[Entries from a dataset]
==========

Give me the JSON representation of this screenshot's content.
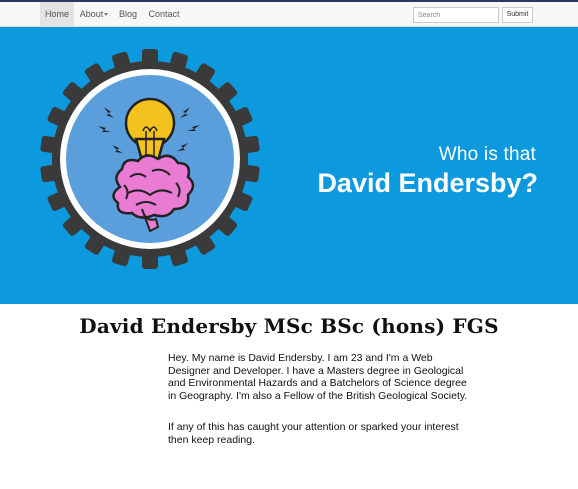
{
  "nav": {
    "items": [
      {
        "label": "Home",
        "active": true
      },
      {
        "label": "About",
        "dropdown": true
      },
      {
        "label": "Blog"
      },
      {
        "label": "Contact"
      }
    ],
    "search_placeholder": "Search",
    "submit_label": "Submit"
  },
  "hero": {
    "line1": "Who is that",
    "line2": "David Endersby?",
    "background_color": "#0c99de",
    "illustration": {
      "icon": "gear-brain-lightbulb-icon",
      "gear_color": "#3a3a3a",
      "disc_color": "#5a9fdc",
      "bulb_color": "#f3c21e",
      "brain_color": "#e97bd3"
    }
  },
  "main": {
    "title": "David Endersby MSc BSc (hons) FGS",
    "paragraph1": "Hey. My name is David Endersby. I am 23 and I'm a Web Designer and Developer. I have a Masters degree in Geological and Environmental Hazards and a Batchelors of Science degree in Geography. I'm also a Fellow of the British Geological Society.",
    "paragraph2": "If any of this has caught your attention or sparked your interest then keep reading."
  }
}
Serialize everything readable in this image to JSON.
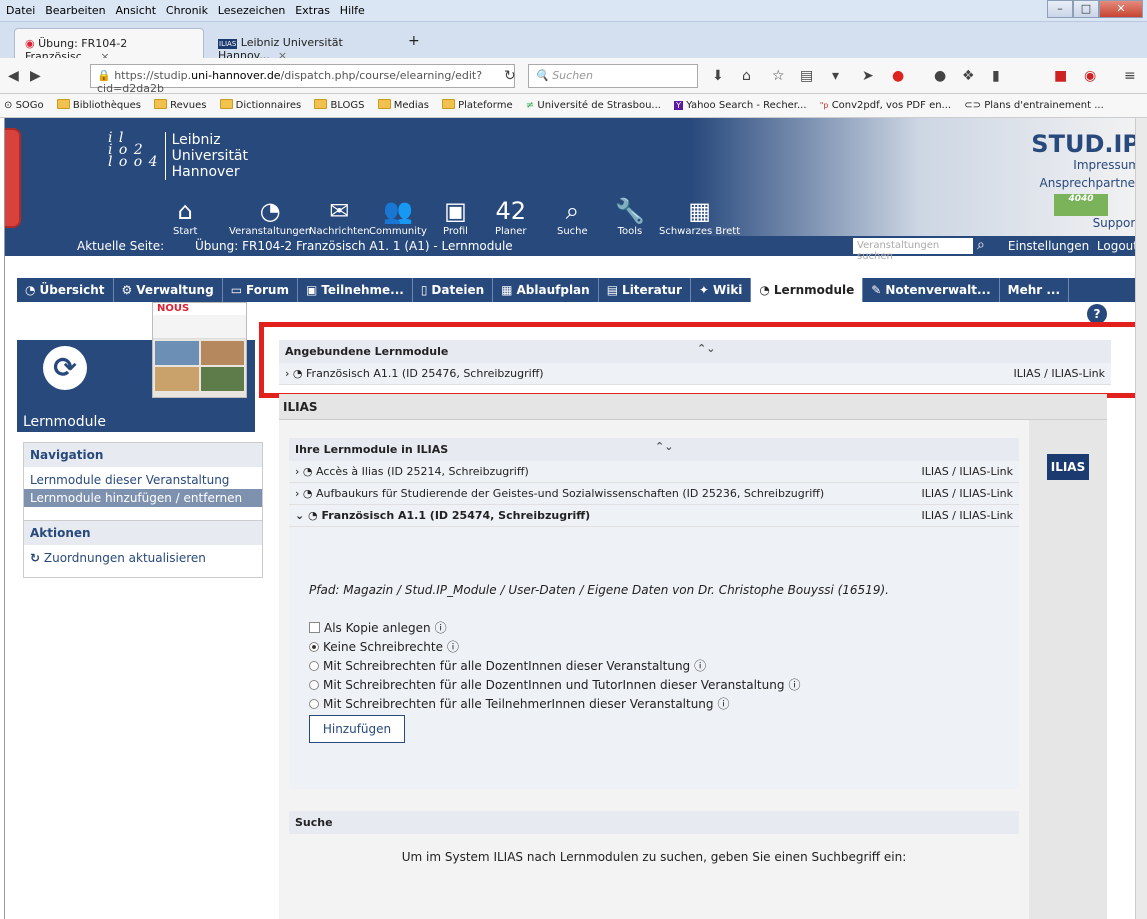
{
  "browser": {
    "menu": [
      "Datei",
      "Bearbeiten",
      "Ansicht",
      "Chronik",
      "Lesezeichen",
      "Extras",
      "Hilfe"
    ],
    "tabs": [
      {
        "label": "Übung: FR104-2 Französisc...",
        "close": "×"
      },
      {
        "label": "Leibniz Universität Hannov...",
        "close": "×"
      },
      {
        "label": "+"
      }
    ],
    "url": {
      "prefix": "https://studip.",
      "domain": "uni-hannover.de",
      "rest": "/dispatch.php/course/elearning/edit?cid=d2da2b"
    },
    "search_placeholder": "Suchen",
    "bookmarks": [
      "SOGo",
      "Bibliothèques",
      "Revues",
      "Dictionnaires",
      "BLOGS",
      "Medias",
      "Plateforme",
      "Université de Strasbou...",
      "Yahoo Search - Recher...",
      "Conv2pdf, vos PDF en...",
      "Plans d'entrainement ..."
    ]
  },
  "header": {
    "logo_mark": "i l\ni o 2\nl o o 4",
    "university": [
      "Leibniz",
      "Universität",
      "Hannover"
    ],
    "brand": "STUD.IP",
    "links": [
      "Impressum",
      "Ansprechpartner",
      "Support"
    ],
    "nav": [
      "Start",
      "Veranstaltungen",
      "Nachrichten",
      "Community",
      "Profil",
      "Planer",
      "Suche",
      "Tools",
      "Schwarzes Brett"
    ],
    "planer_badge": "42"
  },
  "breadcrumb": {
    "label": "Aktuelle Seite:",
    "value": "Übung: FR104-2 Französisch A1. 1 (A1) - Lernmodule",
    "search_placeholder": "Veranstaltungen suchen",
    "settings": "Einstellungen",
    "logout": "Logout"
  },
  "course_tabs": [
    "Übersicht",
    "Verwaltung",
    "Forum",
    "Teilnehme...",
    "Dateien",
    "Ablaufplan",
    "Literatur",
    "Wiki",
    "Lernmodule",
    "Notenverwalt...",
    "Mehr ..."
  ],
  "sidebar": {
    "title": "Lernmodule",
    "image_label": "NOUS",
    "navigation_title": "Navigation",
    "nav_items": [
      "Lernmodule dieser Veranstaltung",
      "Lernmodule hinzufügen / entfernen"
    ],
    "actions_title": "Aktionen",
    "actions": [
      "Zuordnungen aktualisieren"
    ]
  },
  "linked": {
    "title": "Angebundene Lernmodule",
    "rows": [
      {
        "name": "Französisch A1.1 (ID 25476, Schreibzugriff)",
        "type": "ILIAS / ILIAS-Link"
      }
    ]
  },
  "ilias": {
    "title": "ILIAS",
    "logo": "ILIAS",
    "list_title": "Ihre Lernmodule in ILIAS",
    "rows": [
      {
        "name": "Accès à Ilias (ID 25214, Schreibzugriff)",
        "type": "ILIAS / ILIAS-Link"
      },
      {
        "name": "Aufbaukurs für Studierende der Geistes-und Sozialwissenschaften (ID 25236, Schreibzugriff)",
        "type": "ILIAS / ILIAS-Link"
      },
      {
        "name": "Französisch A1.1 (ID 25474, Schreibzugriff)",
        "type": "ILIAS / ILIAS-Link"
      }
    ],
    "path": "Pfad: Magazin / Stud.IP_Module / User-Daten / Eigene Daten von Dr. Christophe Bouyssi (16519).",
    "copy_label": "Als Kopie anlegen",
    "options": [
      "Keine Schreibrechte",
      "Mit Schreibrechten für alle DozentInnen dieser Veranstaltung",
      "Mit Schreibrechten für alle DozentInnen und TutorInnen dieser Veranstaltung",
      "Mit Schreibrechten für alle TeilnehmerInnen dieser Veranstaltung"
    ],
    "add_button": "Hinzufügen",
    "search_title": "Suche",
    "search_hint": "Um im System ILIAS nach Lernmodulen zu suchen, geben Sie einen Suchbegriff ein:"
  }
}
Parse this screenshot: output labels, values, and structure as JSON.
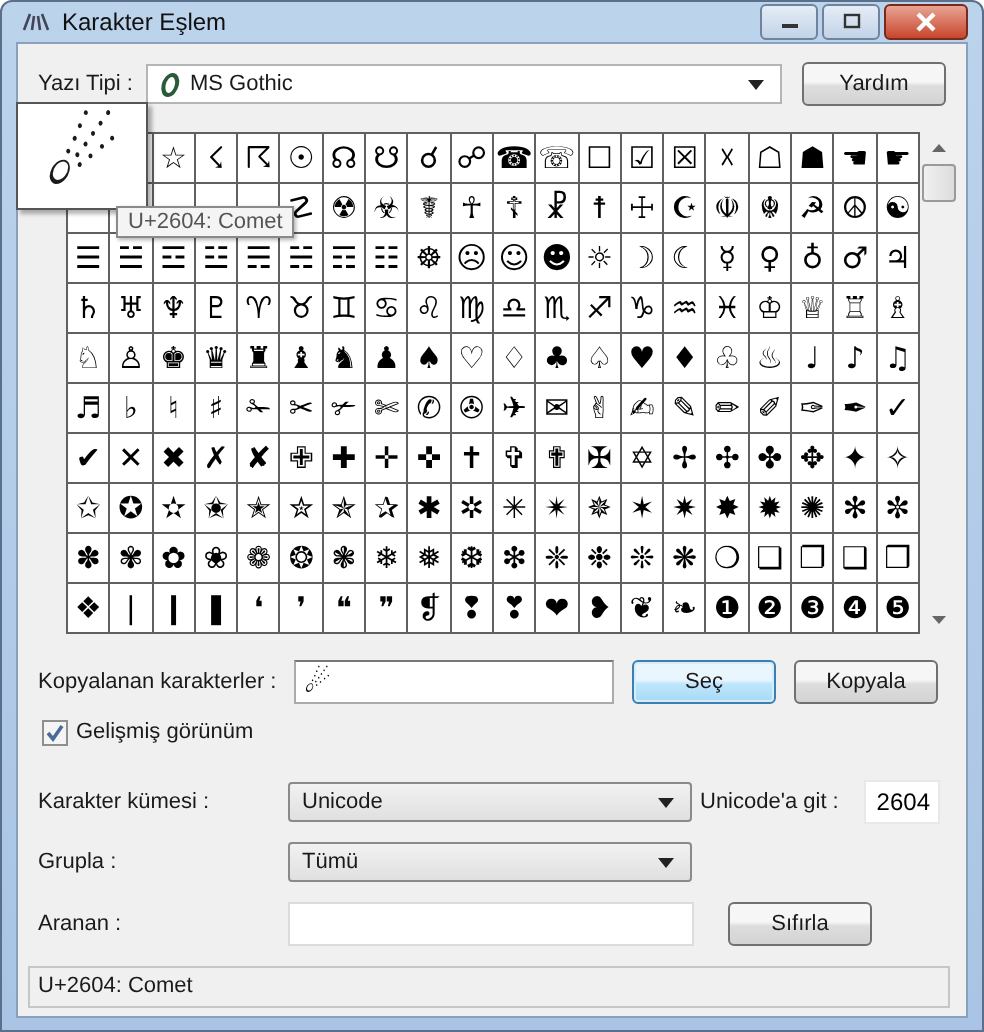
{
  "window": {
    "title": "Karakter Eşlem"
  },
  "font": {
    "label": "Yazı Tipi :",
    "value": "MS Gothic"
  },
  "help_button": "Yardım",
  "grid": {
    "rows": [
      {
        "cells": [
          "",
          "",
          "☆",
          "☇",
          "☈",
          "☉",
          "☊",
          "☋",
          "☌",
          "☍",
          "☎",
          "☏",
          "☐",
          "☑",
          "☒",
          "☓",
          "☖",
          "☗",
          "☚",
          "☛"
        ]
      },
      {
        "cells": [
          "",
          "",
          "",
          "",
          "",
          "☡",
          "☢",
          "☣",
          "☤",
          "☥",
          "☦",
          "☧",
          "☨",
          "☩",
          "☪",
          "☫",
          "☬",
          "☭",
          "☮",
          "☯"
        ]
      },
      {
        "cells": [
          "☰",
          "☱",
          "☲",
          "☳",
          "☴",
          "☵",
          "☶",
          "☷",
          "☸",
          "☹",
          "☺",
          "☻",
          "☼",
          "☽",
          "☾",
          "☿",
          "♀",
          "♁",
          "♂",
          "♃"
        ]
      },
      {
        "cells": [
          "♄",
          "♅",
          "♆",
          "♇",
          "♈",
          "♉",
          "♊",
          "♋",
          "♌",
          "♍",
          "♎",
          "♏",
          "♐",
          "♑",
          "♒",
          "♓",
          "♔",
          "♕",
          "♖",
          "♗"
        ]
      },
      {
        "cells": [
          "♘",
          "♙",
          "♚",
          "♛",
          "♜",
          "♝",
          "♞",
          "♟",
          "♠",
          "♡",
          "♢",
          "♣",
          "♤",
          "♥",
          "♦",
          "♧",
          "♨",
          "♩",
          "♪",
          "♫"
        ]
      },
      {
        "cells": [
          "♬",
          "♭",
          "♮",
          "♯",
          "✁",
          "✂",
          "✃",
          "✄",
          "✆",
          "✇",
          "✈",
          "✉",
          "✌",
          "✍",
          "✎",
          "✏",
          "✐",
          "✑",
          "✒",
          "✓"
        ]
      },
      {
        "cells": [
          "✔",
          "✕",
          "✖",
          "✗",
          "✘",
          "✙",
          "✚",
          "✛",
          "✜",
          "✝",
          "✞",
          "✟",
          "✠",
          "✡",
          "✢",
          "✣",
          "✤",
          "✥",
          "✦",
          "✧"
        ]
      },
      {
        "cells": [
          "✩",
          "✪",
          "✫",
          "✬",
          "✭",
          "✮",
          "✯",
          "✰",
          "✱",
          "✲",
          "✳",
          "✴",
          "✵",
          "✶",
          "✷",
          "✸",
          "✹",
          "✺",
          "✻",
          "✼"
        ]
      },
      {
        "cells": [
          "✽",
          "✾",
          "✿",
          "❀",
          "❁",
          "❂",
          "❃",
          "❄",
          "❅",
          "❆",
          "❇",
          "❈",
          "❉",
          "❊",
          "❋",
          "❍",
          "❏",
          "❐",
          "❑",
          "❒"
        ]
      },
      {
        "cells": [
          "❖",
          "❘",
          "❙",
          "❚",
          "❛",
          "❜",
          "❝",
          "❞",
          "❡",
          "❢",
          "❣",
          "❤",
          "❥",
          "❦",
          "❧",
          "❶",
          "❷",
          "❸",
          "❹",
          "❺"
        ]
      }
    ]
  },
  "magnifier": {
    "glyph": "☄"
  },
  "tooltip": "U+2604: Comet",
  "copy": {
    "label": "Kopyalanan karakterler :",
    "value": "☄"
  },
  "copy_buttons": [
    {
      "label": "Seç",
      "focused": true
    },
    {
      "label": "Kopyala",
      "focused": false
    }
  ],
  "advanced_view": {
    "label": "Gelişmiş görünüm",
    "checked": true
  },
  "charset": {
    "label": "Karakter kümesi :",
    "value": "Unicode"
  },
  "goto": {
    "label": "Unicode'a git :",
    "value": "2604"
  },
  "group": {
    "label": "Grupla :",
    "value": "Tümü"
  },
  "search": {
    "label": "Aranan :",
    "button": "Sıfırla"
  },
  "status_bar": "U+2604: Comet"
}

==========

Go through the records above, find every line with the word "Universität", and list those lines.

        "label": "Leibniz Universität Hannov...",
      "Universität",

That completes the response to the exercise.